- To do -
Word for word, transcribe the lines below and drop the pictures.

- Rows -
--- begin ---

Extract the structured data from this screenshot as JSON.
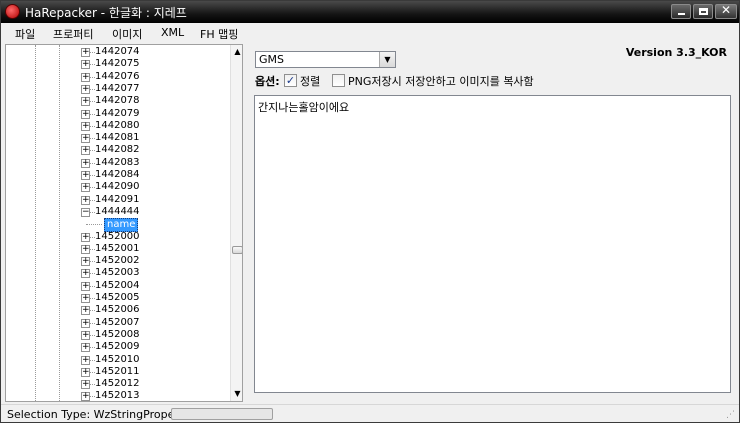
{
  "window": {
    "title": "HaRepacker - 한글화 : 지레프",
    "buttons": {
      "minimize": "minimize",
      "maximize": "maximize",
      "close": "✕"
    }
  },
  "menu": [
    "파일",
    "프로퍼티",
    "이미지",
    "XML",
    "FH 맵핑"
  ],
  "tree": {
    "nodes": [
      {
        "label": "1442074",
        "expanded": false
      },
      {
        "label": "1442075",
        "expanded": false
      },
      {
        "label": "1442076",
        "expanded": false
      },
      {
        "label": "1442077",
        "expanded": false
      },
      {
        "label": "1442078",
        "expanded": false
      },
      {
        "label": "1442079",
        "expanded": false
      },
      {
        "label": "1442080",
        "expanded": false
      },
      {
        "label": "1442081",
        "expanded": false
      },
      {
        "label": "1442082",
        "expanded": false
      },
      {
        "label": "1442083",
        "expanded": false
      },
      {
        "label": "1442084",
        "expanded": false
      },
      {
        "label": "1442090",
        "expanded": false
      },
      {
        "label": "1442091",
        "expanded": false
      },
      {
        "label": "1444444",
        "expanded": true
      },
      {
        "label": "name",
        "child": true,
        "selected": true
      },
      {
        "label": "1452000",
        "expanded": false
      },
      {
        "label": "1452001",
        "expanded": false
      },
      {
        "label": "1452002",
        "expanded": false
      },
      {
        "label": "1452003",
        "expanded": false
      },
      {
        "label": "1452004",
        "expanded": false
      },
      {
        "label": "1452005",
        "expanded": false
      },
      {
        "label": "1452006",
        "expanded": false
      },
      {
        "label": "1452007",
        "expanded": false
      },
      {
        "label": "1452008",
        "expanded": false
      },
      {
        "label": "1452009",
        "expanded": false
      },
      {
        "label": "1452010",
        "expanded": false
      },
      {
        "label": "1452011",
        "expanded": false
      },
      {
        "label": "1452012",
        "expanded": false
      },
      {
        "label": "1452013",
        "expanded": false
      }
    ]
  },
  "editor": {
    "version_dropdown": "GMS",
    "version_text": "Version 3.3_KOR",
    "options_label": "옵션:",
    "sort_checkbox": {
      "label": "정렬",
      "checked": true
    },
    "png_checkbox": {
      "label": "PNG저장시 저장안하고 이미지를 복사함",
      "checked": false
    },
    "text_value": "간지나는홀암이에요"
  },
  "status": {
    "text": "Selection Type: WzStringProperty",
    "progress": 0
  },
  "colors": {
    "selection": "#3399ff",
    "titlebar": "#141414"
  }
}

--- end ---

- Answer to the problem -
Extract the structured data from this screenshot as JSON.
{
  "window": {
    "title": "HaRepacker - 한글화 : 지레프",
    "buttons": {
      "minimize": "minimize",
      "maximize": "maximize",
      "close": "✕"
    }
  },
  "menu": [
    "파일",
    "프로퍼티",
    "이미지",
    "XML",
    "FH 맵핑"
  ],
  "tree": {
    "nodes": [
      {
        "label": "1442074",
        "expanded": false
      },
      {
        "label": "1442075",
        "expanded": false
      },
      {
        "label": "1442076",
        "expanded": false
      },
      {
        "label": "1442077",
        "expanded": false
      },
      {
        "label": "1442078",
        "expanded": false
      },
      {
        "label": "1442079",
        "expanded": false
      },
      {
        "label": "1442080",
        "expanded": false
      },
      {
        "label": "1442081",
        "expanded": false
      },
      {
        "label": "1442082",
        "expanded": false
      },
      {
        "label": "1442083",
        "expanded": false
      },
      {
        "label": "1442084",
        "expanded": false
      },
      {
        "label": "1442090",
        "expanded": false
      },
      {
        "label": "1442091",
        "expanded": false
      },
      {
        "label": "1444444",
        "expanded": true
      },
      {
        "label": "name",
        "child": true,
        "selected": true
      },
      {
        "label": "1452000",
        "expanded": false
      },
      {
        "label": "1452001",
        "expanded": false
      },
      {
        "label": "1452002",
        "expanded": false
      },
      {
        "label": "1452003",
        "expanded": false
      },
      {
        "label": "1452004",
        "expanded": false
      },
      {
        "label": "1452005",
        "expanded": false
      },
      {
        "label": "1452006",
        "expanded": false
      },
      {
        "label": "1452007",
        "expanded": false
      },
      {
        "label": "1452008",
        "expanded": false
      },
      {
        "label": "1452009",
        "expanded": false
      },
      {
        "label": "1452010",
        "expanded": false
      },
      {
        "label": "1452011",
        "expanded": false
      },
      {
        "label": "1452012",
        "expanded": false
      },
      {
        "label": "1452013",
        "expanded": false
      }
    ]
  },
  "editor": {
    "version_dropdown": "GMS",
    "version_text": "Version 3.3_KOR",
    "options_label": "옵션:",
    "sort_checkbox": {
      "label": "정렬",
      "checked": true
    },
    "png_checkbox": {
      "label": "PNG저장시 저장안하고 이미지를 복사함",
      "checked": false
    },
    "text_value": "간지나는홀암이에요"
  },
  "status": {
    "text": "Selection Type: WzStringProperty",
    "progress": 0
  },
  "colors": {
    "selection": "#3399ff",
    "titlebar": "#141414"
  }
}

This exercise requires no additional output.